-------- INFORMATION GIVEN --------

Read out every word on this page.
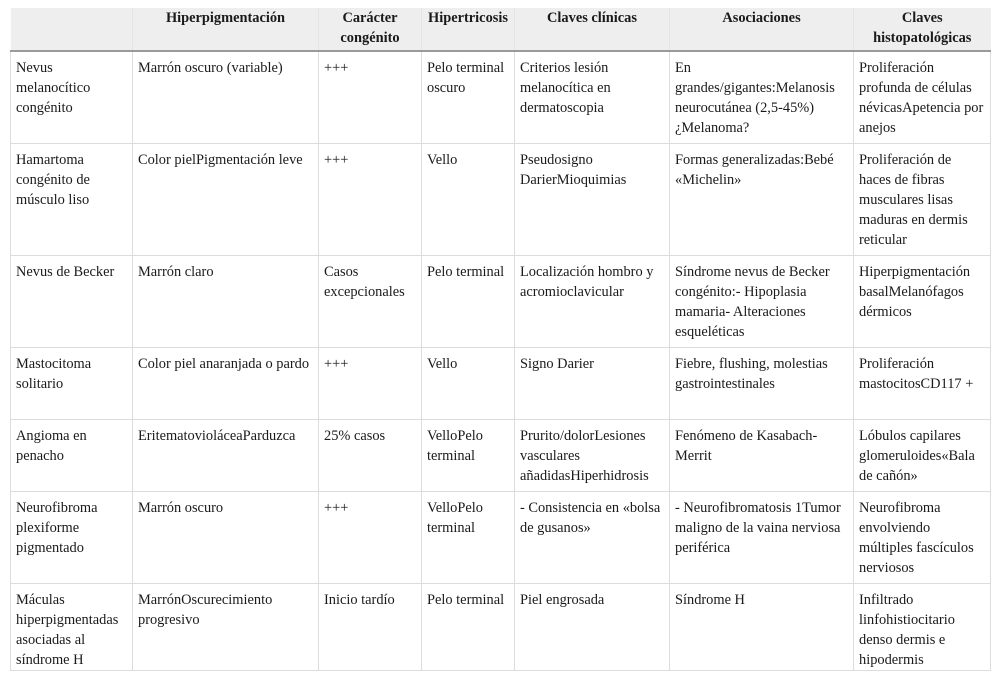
	Hiperpigmentación	Carácter congénito	Hipertricosis	Claves clínicas	Asociaciones	Claves histopatológicas
Nevus melanocítico congénito	Marrón oscuro (variable)	+++	Pelo terminal oscuro	Criterios lesión melanocítica en dermatoscopia	En grandes/gigantes:Melanosis neurocutánea (2,5-45%)¿Melanoma?	Proliferación profunda de células névicasApetencia por anejos
Hamartoma congénito de músculo liso	Color pielPigmentación leve	+++	Vello	Pseudosigno DarierMioquimias	Formas generalizadas:Bebé «Michelin»	Proliferación de haces de fibras musculares lisas maduras en dermis reticular
Nevus de Becker	Marrón claro	Casos excepcionales	Pelo terminal	Localización hombro y acromioclavicular	Síndrome nevus de Becker congénito:- Hipoplasia mamaria- Alteraciones esqueléticas	Hiperpigmentación basalMelanófagos dérmicos
Mastocitoma solitario	Color piel anaranjada o pardo	+++	Vello	Signo Darier	Fiebre, flushing, molestias gastrointestinales	Proliferación mastocitosCD117 +
Angioma en penacho	EritematovioláceaParduzca	25% casos	VelloPelo terminal	Prurito/dolorLesiones vasculares añadidasHiperhidrosis	Fenómeno de Kasabach-Merrit	Lóbulos capilares glomeruloides«Bala de cañón»
Neurofibroma plexiforme pigmentado	Marrón oscuro	+++	VelloPelo terminal	- Consistencia en «bolsa de gusanos»	- Neurofibromatosis 1Tumor maligno de la vaina nerviosa periférica	Neurofibroma envolviendo múltiples fascículos nerviosos
Máculas hiperpigmentadas asociadas al síndrome H	MarrónOscurecimiento progresivo	Inicio tardío	Pelo terminal	Piel engrosada	Síndrome H	Infiltrado linfohistiocitario denso dermis e hipodermis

--------

- [TASK INSTRUCTIONS] Line for line, restate the data above and omit every picture.

- [TASK ANSWER]
Read out every word on this page.
	Hiperpigmentación	Carácter congénito	Hipertricosis	Claves clínicas	Asociaciones	Claves histopatológicas
Nevus melanocítico congénito	Marrón oscuro (variable)	+++	Pelo terminal oscuro	Criterios lesión melanocítica en dermatoscopia	En grandes/gigantes:Melanosis neurocutánea (2,5-45%)¿Melanoma?	Proliferación profunda de células névicasApetencia por anejos
Hamartoma congénito de músculo liso	Color pielPigmentación leve	+++	Vello	Pseudosigno DarierMioquimias	Formas generalizadas:Bebé «Michelin»	Proliferación de haces de fibras musculares lisas maduras en dermis reticular
Nevus de Becker	Marrón claro	Casos excepcionales	Pelo terminal	Localización hombro y acromioclavicular	Síndrome nevus de Becker congénito:- Hipoplasia mamaria- Alteraciones esqueléticas	Hiperpigmentación basalMelanófagos dérmicos
Mastocitoma solitario	Color piel anaranjada o pardo	+++	Vello	Signo Darier	Fiebre, flushing, molestias gastrointestinales	Proliferación mastocitosCD117 +
Angioma en penacho	EritematovioláceaParduzca	25% casos	VelloPelo terminal	Prurito/dolorLesiones vasculares añadidasHiperhidrosis	Fenómeno de Kasabach-Merrit	Lóbulos capilares glomeruloides«Bala de cañón»
Neurofibroma plexiforme pigmentado	Marrón oscuro	+++	VelloPelo terminal	- Consistencia en «bolsa de gusanos»	- Neurofibromatosis 1Tumor maligno de la vaina nerviosa periférica	Neurofibroma envolviendo múltiples fascículos nerviosos
Máculas hiperpigmentadas asociadas al síndrome H	MarrónOscurecimiento progresivo	Inicio tardío	Pelo terminal	Piel engrosada	Síndrome H	Infiltrado linfohistiocitario denso dermis e hipodermis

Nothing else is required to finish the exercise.